Di pihak lain, komite sekolah, persatuan orang tua siswa, yang pada awalnya dibangun untuk membantu lebih memudahkan penyelenggaraan pendidikan (sebagai bentuk partisipasi masyarakat yang lebih luas), telah terjebak juga kedalam cara pandang ‘mencari uang’ dari sumber yang sama, yakni dari dalam lingkungan sekolah itu sendiri. Itu sebabnya, beban orang tua bertambah berat. Bahkan dari penelusuran berbagai kasus, komite sekolah dan persatuan orang tua siswa itu, telah berubah menjadi ‘institusi’ rente (rent seeker), yang mencari uang, mengeksploitasi uang dari para orang tua anak didik. Eksploitasi dilakukan melalui serta bekerjasama dengan para guru, kepala sekolah, pengurus yayasan, atau  pengusaha.

+ + + + + + +

YANG HARUS DILAKUKAN |
1. Menurut teks tentang komite sekolah di atas, bersama siapa saja eksploitasi uang dari para orang tua anak didik dilakukan?
2. Lanjutkan teks tentang komite sekolah di atas, mulai dari bagian tempat teks itu berhenti.

[Data dari sumber data]
+ + + + + + +

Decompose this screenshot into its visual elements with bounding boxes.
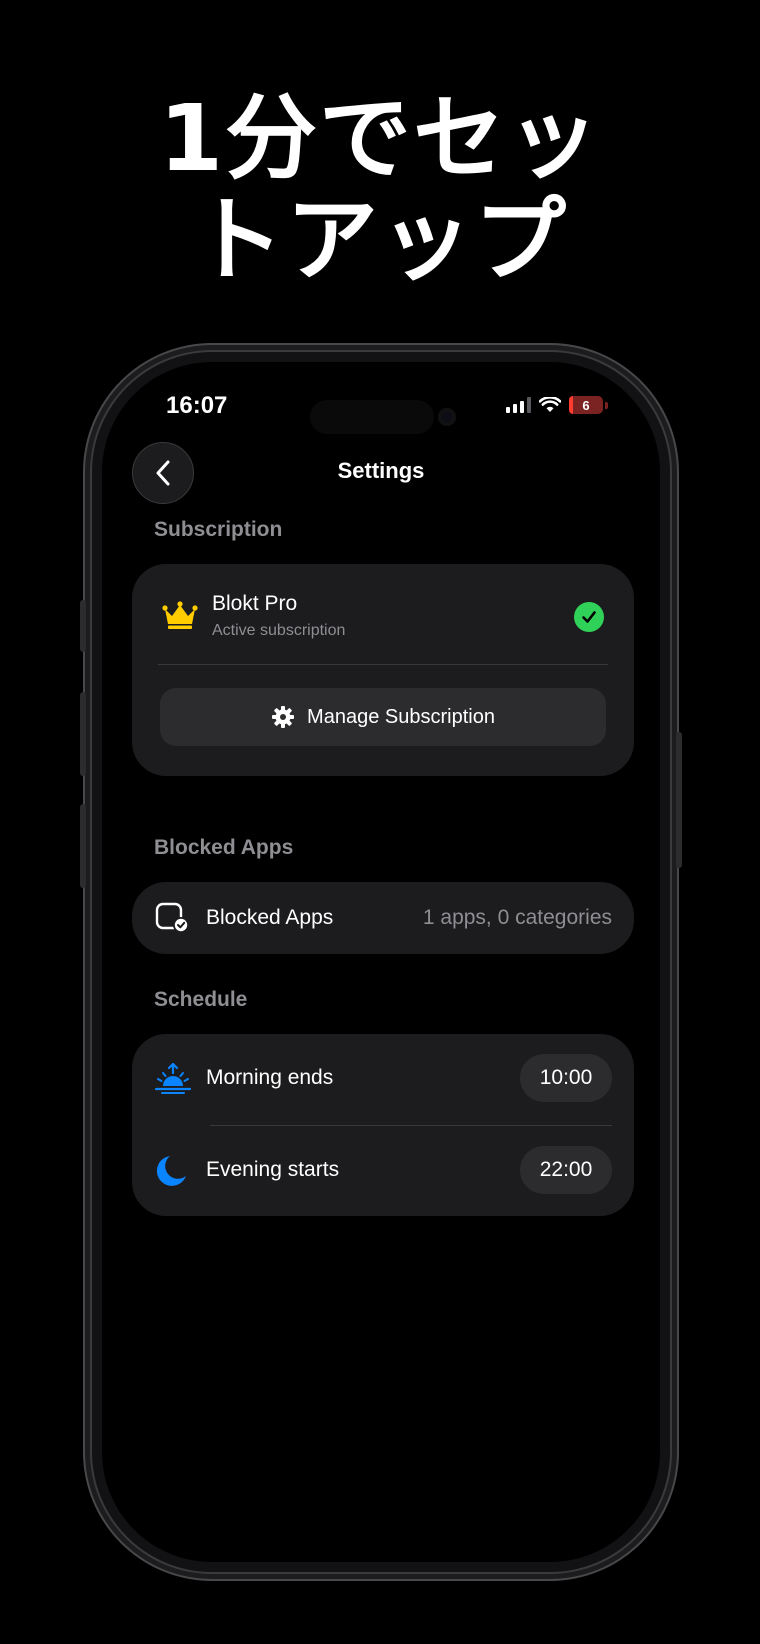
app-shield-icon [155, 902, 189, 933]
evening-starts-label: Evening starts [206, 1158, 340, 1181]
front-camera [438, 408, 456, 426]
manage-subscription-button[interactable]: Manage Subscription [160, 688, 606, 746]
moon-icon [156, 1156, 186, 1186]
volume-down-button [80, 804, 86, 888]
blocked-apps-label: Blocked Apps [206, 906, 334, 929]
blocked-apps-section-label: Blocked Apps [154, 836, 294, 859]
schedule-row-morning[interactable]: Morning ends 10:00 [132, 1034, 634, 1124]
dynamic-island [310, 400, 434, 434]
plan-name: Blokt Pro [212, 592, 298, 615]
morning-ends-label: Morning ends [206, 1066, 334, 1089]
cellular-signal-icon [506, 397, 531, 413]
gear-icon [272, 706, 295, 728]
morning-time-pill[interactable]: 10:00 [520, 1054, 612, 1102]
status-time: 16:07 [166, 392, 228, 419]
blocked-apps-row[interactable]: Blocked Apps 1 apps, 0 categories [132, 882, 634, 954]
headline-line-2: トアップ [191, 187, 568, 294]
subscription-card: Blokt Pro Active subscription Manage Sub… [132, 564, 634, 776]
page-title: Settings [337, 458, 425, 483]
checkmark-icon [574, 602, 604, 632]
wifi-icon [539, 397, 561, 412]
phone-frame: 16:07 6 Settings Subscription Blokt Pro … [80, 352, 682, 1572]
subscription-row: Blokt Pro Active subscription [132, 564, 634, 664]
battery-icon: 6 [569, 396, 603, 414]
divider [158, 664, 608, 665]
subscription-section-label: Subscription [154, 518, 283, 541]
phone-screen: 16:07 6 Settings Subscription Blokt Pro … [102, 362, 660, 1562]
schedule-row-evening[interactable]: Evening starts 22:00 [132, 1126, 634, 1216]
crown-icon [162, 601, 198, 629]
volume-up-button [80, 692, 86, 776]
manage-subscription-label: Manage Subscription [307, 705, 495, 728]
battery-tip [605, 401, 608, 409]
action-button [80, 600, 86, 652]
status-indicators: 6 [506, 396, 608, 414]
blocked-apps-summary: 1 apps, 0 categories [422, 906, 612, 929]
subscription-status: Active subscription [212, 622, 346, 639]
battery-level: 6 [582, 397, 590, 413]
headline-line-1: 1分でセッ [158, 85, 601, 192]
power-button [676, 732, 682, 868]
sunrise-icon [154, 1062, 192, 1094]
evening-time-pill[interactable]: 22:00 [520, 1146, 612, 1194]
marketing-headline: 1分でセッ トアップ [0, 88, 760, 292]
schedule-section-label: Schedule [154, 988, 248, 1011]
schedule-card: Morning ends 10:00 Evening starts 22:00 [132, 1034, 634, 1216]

+ + + + + + +

HASIL PER TUGAS |
1. Bersama para guru, kepala sekolah, pengurus yayasan, atau pengusaha.

2.
Kita juga disajikan dengan fakta-fakta peristiwa yang terjadi di dalam birokrasi pemerintahan. Banyak anak buah melawan atasannya atau ‘bapak buah’. Perlawanan dilakukan dengan berbagai cara dan teknik. Ada yang melawan kebijakan secara berhadapan langsung—face to face—menolak kebijakan-kebijakan yang dipandang merugikan dirinya. Ada pula yang melawan dengan cara-cara yang tersembunyi seperti membocorkan dokumen-dokumen yang dipandang rahasia atau penting kepada media cetak, media elektronik. Ada juga yang melawan dengan melakukan pelaporan tuduhan-tuduhan sumir dan maya kepada pihak berwajib.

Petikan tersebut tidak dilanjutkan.